*STATED PROBLEM*
Write out the data again exactly, skipping every picture.

*INPUT ROWS*
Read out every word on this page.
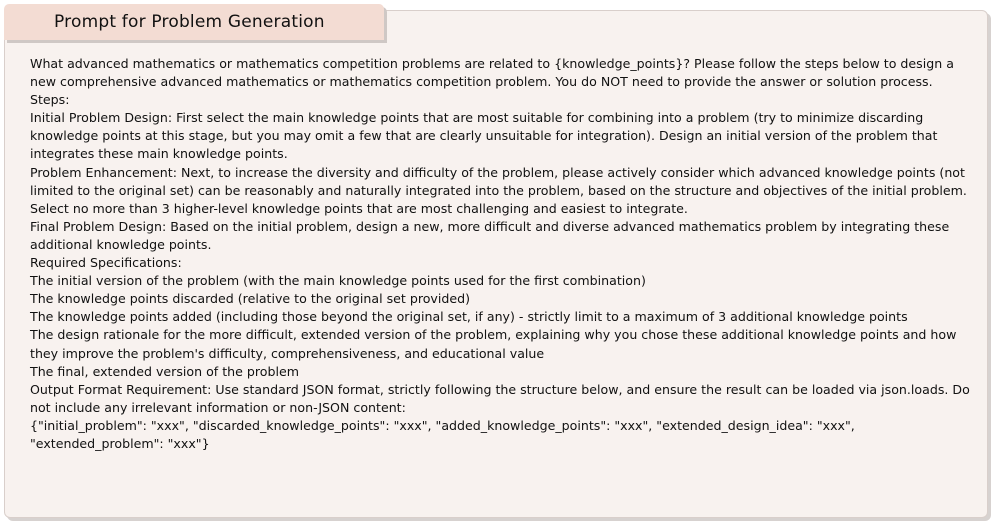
Prompt for Problem Generation

What advanced mathematics or mathematics competition problems are related to {knowledge_points}? Please follow the steps below to design a new comprehensive advanced mathematics or mathematics competition problem. You do NOT need to provide the answer or solution process.

Steps:

Initial Problem Design: First select the main knowledge points that are most suitable for combining into a problem (try to minimize discarding knowledge points at this stage, but you may omit a few that are clearly unsuitable for integration). Design an initial version of the problem that integrates these main knowledge points.

Problem Enhancement: Next, to increase the diversity and difficulty of the problem, please actively consider which advanced knowledge points (not limited to the original set) can be reasonably and naturally integrated into the problem, based on the structure and objectives of the initial problem. Select no more than 3 higher-level knowledge points that are most challenging and easiest to integrate.

Final Problem Design: Based on the initial problem, design a new, more difficult and diverse advanced mathematics problem by integrating these additional knowledge points.

Required Specifications:

The initial version of the problem (with the main knowledge points used for the first combination)

The knowledge points discarded (relative to the original set provided)

The knowledge points added (including those beyond the original set, if any) - strictly limit to a maximum of 3 additional knowledge points

The design rationale for the more difficult, extended version of the problem, explaining why you chose these additional knowledge points and how they improve the problem's difficulty, comprehensiveness, and educational value

The final, extended version of the problem

Output Format Requirement: Use standard JSON format, strictly following the structure below, and ensure the result can be loaded via json.loads. Do not include any irrelevant information or non-JSON content:

{"initial_problem": "xxx", "discarded_knowledge_points": "xxx", "added_knowledge_points": "xxx", "extended_design_idea": "xxx", "extended_problem": "xxx"}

*EXERCISE RESULT*
Read out every word on this page.
Prompt for Problem Generation

What advanced mathematics or mathematics competition problems are related to {knowledge_points}? Please follow the steps below to design a new comprehensive advanced mathematics or mathematics competition problem. You do NOT need to provide the answer or solution process.

Steps:

Initial Problem Design: First select the main knowledge points that are most suitable for combining into a problem (try to minimize discarding knowledge points at this stage, but you may omit a few that are clearly unsuitable for integration). Design an initial version of the problem that integrates these main knowledge points.

Problem Enhancement: Next, to increase the diversity and difficulty of the problem, please actively consider which advanced knowledge points (not limited to the original set) can be reasonably and naturally integrated into the problem, based on the structure and objectives of the initial problem. Select no more than 3 higher-level knowledge points that are most challenging and easiest to integrate.

Final Problem Design: Based on the initial problem, design a new, more difficult and diverse advanced mathematics problem by integrating these additional knowledge points.

Required Specifications:

The initial version of the problem (with the main knowledge points used for the first combination)

The knowledge points discarded (relative to the original set provided)

The knowledge points added (including those beyond the original set, if any) - strictly limit to a maximum of 3 additional knowledge points

The design rationale for the more difficult, extended version of the problem, explaining why you chose these additional knowledge points and how they improve the problem's difficulty, comprehensiveness, and educational value

The final, extended version of the problem

Output Format Requirement: Use standard JSON format, strictly following the structure below, and ensure the result can be loaded via json.loads. Do not include any irrelevant information or non-JSON content:

{"initial_problem": "xxx", "discarded_knowledge_points": "xxx", "added_knowledge_points": "xxx", "extended_design_idea": "xxx", "extended_problem": "xxx"}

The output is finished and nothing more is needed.